[Instruction]
Extract all lines in the data that contain the word "this".

[Input data]
--- START ---

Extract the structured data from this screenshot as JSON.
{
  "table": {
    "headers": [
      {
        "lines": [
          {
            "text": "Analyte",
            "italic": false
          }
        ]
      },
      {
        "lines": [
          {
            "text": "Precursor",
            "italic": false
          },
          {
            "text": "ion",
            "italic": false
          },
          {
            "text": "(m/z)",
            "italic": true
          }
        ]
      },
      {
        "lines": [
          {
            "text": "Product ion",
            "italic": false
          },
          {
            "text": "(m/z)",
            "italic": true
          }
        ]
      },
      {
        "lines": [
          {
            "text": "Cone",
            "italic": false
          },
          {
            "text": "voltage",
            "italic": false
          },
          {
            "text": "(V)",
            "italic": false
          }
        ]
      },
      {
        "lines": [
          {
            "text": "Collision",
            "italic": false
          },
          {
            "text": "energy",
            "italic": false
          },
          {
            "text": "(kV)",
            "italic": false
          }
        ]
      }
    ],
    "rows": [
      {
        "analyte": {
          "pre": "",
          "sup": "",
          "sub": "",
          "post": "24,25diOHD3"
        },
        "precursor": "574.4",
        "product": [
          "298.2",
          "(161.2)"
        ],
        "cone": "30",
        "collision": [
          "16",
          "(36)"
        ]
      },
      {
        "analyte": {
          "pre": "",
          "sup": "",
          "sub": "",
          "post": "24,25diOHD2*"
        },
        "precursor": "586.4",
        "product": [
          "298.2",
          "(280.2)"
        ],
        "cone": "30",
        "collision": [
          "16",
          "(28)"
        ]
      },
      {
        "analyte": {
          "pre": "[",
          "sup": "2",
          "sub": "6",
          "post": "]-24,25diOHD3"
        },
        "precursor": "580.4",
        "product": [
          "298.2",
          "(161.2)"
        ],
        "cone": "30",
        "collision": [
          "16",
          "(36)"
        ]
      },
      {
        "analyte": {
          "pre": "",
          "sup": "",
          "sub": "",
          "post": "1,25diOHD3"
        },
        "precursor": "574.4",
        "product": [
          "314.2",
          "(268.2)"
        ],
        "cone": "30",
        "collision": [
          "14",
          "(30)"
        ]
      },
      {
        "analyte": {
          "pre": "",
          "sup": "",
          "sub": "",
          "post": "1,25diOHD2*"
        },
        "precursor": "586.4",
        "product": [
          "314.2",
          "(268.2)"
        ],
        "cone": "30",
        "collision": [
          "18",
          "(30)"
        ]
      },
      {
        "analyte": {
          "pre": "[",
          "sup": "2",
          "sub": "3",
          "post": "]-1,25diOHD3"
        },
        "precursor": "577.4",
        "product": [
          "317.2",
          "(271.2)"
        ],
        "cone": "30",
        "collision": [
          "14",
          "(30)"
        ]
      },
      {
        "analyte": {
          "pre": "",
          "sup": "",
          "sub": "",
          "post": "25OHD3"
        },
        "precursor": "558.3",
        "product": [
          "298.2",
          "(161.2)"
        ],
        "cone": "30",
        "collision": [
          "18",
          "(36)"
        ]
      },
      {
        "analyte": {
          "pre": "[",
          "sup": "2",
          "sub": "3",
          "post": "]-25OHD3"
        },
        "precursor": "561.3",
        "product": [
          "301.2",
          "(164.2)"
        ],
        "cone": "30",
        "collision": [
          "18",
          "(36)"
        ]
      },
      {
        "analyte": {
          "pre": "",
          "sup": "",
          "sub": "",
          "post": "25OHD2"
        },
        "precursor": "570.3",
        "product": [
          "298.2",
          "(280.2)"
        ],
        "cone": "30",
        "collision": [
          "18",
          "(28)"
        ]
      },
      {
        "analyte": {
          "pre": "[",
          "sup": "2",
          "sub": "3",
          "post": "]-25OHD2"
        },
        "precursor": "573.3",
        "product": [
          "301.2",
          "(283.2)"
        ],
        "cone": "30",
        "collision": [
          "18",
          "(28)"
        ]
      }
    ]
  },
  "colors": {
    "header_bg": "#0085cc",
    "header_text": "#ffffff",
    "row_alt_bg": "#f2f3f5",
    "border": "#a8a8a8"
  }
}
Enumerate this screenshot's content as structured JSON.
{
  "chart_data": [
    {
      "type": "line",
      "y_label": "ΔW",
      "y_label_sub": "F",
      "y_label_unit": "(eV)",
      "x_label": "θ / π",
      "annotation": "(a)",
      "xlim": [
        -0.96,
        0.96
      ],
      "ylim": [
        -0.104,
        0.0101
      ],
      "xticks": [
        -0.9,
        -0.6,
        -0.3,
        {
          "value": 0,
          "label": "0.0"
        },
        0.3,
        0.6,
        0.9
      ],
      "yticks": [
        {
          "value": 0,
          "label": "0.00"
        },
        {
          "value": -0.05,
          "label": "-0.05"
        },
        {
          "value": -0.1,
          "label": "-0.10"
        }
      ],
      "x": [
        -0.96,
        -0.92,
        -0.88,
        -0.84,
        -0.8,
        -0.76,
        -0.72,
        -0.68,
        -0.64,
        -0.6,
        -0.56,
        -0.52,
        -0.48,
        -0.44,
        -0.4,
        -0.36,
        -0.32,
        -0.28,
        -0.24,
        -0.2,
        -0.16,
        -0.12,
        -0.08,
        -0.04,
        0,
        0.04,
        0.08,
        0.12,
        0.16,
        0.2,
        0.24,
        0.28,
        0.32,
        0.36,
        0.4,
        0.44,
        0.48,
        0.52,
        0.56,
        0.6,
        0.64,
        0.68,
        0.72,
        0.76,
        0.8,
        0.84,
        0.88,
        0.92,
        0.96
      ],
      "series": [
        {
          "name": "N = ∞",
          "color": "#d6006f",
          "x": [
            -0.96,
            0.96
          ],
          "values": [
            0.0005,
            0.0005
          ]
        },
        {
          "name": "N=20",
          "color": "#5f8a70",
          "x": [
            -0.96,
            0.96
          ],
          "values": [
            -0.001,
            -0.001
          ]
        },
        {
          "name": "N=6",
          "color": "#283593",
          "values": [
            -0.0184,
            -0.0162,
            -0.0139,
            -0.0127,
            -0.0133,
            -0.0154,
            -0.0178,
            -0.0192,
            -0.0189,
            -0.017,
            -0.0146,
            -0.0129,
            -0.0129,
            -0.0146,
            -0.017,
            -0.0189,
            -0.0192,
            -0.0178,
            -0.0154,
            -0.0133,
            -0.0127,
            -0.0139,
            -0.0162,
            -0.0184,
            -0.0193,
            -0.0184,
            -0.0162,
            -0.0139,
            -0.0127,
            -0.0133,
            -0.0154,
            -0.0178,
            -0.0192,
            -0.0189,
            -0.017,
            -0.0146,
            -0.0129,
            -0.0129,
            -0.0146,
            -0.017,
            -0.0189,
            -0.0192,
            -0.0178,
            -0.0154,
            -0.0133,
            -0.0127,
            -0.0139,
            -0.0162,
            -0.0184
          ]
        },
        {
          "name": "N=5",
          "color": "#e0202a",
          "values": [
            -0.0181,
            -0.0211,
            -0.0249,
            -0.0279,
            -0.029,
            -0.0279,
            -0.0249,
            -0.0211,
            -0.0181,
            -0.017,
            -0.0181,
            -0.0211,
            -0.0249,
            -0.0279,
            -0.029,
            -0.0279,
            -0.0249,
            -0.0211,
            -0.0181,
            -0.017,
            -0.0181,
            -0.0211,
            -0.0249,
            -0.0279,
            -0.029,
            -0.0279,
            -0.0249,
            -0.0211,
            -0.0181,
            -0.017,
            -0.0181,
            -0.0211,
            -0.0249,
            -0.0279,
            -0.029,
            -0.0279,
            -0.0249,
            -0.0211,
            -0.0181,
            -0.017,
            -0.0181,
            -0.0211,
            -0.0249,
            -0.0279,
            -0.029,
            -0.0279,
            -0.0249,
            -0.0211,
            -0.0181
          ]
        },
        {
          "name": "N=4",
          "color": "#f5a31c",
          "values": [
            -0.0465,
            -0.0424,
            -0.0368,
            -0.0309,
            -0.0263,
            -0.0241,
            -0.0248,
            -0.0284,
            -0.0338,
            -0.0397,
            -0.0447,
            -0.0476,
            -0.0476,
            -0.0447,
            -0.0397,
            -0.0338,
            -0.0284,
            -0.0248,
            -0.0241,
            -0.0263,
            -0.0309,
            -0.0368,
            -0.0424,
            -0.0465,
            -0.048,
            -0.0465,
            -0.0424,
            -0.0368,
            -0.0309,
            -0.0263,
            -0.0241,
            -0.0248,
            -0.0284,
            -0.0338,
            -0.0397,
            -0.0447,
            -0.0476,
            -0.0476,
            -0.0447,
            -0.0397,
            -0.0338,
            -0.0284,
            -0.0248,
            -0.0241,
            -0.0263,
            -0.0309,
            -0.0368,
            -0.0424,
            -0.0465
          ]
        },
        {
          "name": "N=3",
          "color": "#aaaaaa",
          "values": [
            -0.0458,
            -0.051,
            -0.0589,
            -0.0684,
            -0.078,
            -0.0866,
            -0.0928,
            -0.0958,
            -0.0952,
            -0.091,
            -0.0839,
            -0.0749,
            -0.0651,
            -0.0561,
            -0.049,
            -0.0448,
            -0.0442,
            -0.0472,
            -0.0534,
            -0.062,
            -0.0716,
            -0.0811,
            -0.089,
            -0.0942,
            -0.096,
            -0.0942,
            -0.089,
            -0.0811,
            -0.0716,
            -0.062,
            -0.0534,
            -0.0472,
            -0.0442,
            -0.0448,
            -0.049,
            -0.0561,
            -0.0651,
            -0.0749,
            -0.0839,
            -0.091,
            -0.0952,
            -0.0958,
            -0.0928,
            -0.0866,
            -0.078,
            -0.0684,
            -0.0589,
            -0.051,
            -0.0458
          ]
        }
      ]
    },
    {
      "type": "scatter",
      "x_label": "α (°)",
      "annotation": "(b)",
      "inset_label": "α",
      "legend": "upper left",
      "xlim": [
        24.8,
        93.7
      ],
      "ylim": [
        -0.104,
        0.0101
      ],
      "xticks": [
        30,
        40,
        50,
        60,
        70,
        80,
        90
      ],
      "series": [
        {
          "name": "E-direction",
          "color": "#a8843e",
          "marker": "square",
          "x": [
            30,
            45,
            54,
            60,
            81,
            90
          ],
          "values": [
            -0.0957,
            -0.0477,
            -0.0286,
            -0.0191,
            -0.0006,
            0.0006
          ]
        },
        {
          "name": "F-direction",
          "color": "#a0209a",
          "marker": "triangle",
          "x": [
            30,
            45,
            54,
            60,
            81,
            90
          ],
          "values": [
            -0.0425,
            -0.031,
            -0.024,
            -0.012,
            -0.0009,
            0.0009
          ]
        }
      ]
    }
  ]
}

--- END ---

[Expected output]
Extract the structured data from this screenshot as JSON.
Enumerate this screenshot's content as structured JSON.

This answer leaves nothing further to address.